PROVIDED TEXT:

*** Begin section ***

I'm currently attempting to deploy the Navision webservice (from Dynamics Navision 2009) and am finding that the webservice authenticates when connecting to a local Navision SQL database but NOT a remote Navision SQL database.

So we have servers S (with a full Navision install) and W (with only the Services installed). The CustomSettings.config file on these two systems is identical except that where S references localhost:

<add key="DatabaseServer" value="127.0.0.1"></add>
<add key="ClientCredentialType" value="Windows"></add>

W references S:

<add key="DatabaseServer" value="S"></add>
<add key="ClientCredentialType" value="Windows"></add>

(Other details omitted.) The webservice itself is running as the same domain user in both cases, and that user is authenticated within Navision.

When I connect to the webservice which is running on S, authentication works and the service proceeds as normal:

http://S:7047/DynamicsNAV/WS/Company/Codeunit/RLIntegartion

I'll omit the actual result here. When connecting via W instead:

http://W:7047/DynamicsNAV/WS/Company/Codeunit/RLIntegartion

the webservice instead returns XML indicating an authentication failure:

<s:Envelope xmlns:s="http://schemas.xmlsoap.org/soap/envelope/">
  <s:Body>
    <s:Fault>
      <faultcode xmlns:a="urn:microsoft-dynamics-schemas/error">
        a:Microsoft.Dynamics.Nav.Types.NavDatabasePasswordException
      </faultcode>
      <faultstring xml:lang="en-US">
        The login failed when connecting to SQL Server S.

*** End section ***

WHAT THE TASK REQUIRES: What XML element names appear in the authentication failure response quoted in the Navision webservice text above? List them all.

STUDY MATERIAL:
*** Begin section ***

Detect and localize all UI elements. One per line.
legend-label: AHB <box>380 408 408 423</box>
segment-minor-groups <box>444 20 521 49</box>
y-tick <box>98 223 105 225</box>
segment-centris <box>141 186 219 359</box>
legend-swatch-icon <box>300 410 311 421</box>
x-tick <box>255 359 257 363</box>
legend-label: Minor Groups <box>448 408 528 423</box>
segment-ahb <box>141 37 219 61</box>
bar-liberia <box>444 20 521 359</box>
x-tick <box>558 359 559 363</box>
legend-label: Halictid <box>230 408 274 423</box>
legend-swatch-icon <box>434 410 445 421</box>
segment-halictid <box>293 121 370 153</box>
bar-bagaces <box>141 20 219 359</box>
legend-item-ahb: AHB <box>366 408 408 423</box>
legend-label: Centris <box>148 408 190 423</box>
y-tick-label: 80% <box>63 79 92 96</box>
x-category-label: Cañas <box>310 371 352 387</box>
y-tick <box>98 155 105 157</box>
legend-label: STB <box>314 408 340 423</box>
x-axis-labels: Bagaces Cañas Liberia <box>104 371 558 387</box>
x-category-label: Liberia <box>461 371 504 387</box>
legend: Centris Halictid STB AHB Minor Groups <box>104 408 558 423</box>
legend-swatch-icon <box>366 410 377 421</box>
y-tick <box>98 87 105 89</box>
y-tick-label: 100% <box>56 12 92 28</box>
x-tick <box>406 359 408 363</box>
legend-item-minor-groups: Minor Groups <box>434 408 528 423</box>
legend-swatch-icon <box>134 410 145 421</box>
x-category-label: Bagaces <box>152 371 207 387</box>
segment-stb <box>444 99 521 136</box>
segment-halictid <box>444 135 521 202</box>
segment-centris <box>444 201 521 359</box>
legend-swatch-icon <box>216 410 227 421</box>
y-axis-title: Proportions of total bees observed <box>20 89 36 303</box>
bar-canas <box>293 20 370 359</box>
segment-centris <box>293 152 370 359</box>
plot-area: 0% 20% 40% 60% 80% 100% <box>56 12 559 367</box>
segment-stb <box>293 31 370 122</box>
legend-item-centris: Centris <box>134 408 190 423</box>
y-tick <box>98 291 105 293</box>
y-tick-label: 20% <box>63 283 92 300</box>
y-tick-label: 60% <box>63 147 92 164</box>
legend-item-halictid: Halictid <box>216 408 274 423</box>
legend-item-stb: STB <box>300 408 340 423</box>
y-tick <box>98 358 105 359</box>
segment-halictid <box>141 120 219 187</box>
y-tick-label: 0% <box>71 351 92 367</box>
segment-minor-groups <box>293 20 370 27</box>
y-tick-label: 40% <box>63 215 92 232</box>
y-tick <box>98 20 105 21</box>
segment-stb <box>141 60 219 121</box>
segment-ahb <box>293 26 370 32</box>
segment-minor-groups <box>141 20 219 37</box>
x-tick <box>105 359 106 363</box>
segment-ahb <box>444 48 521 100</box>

*** End section ***

YOUR SOLUTION: s:Envelope, s:Body, s:Fault, faultcode, faultstring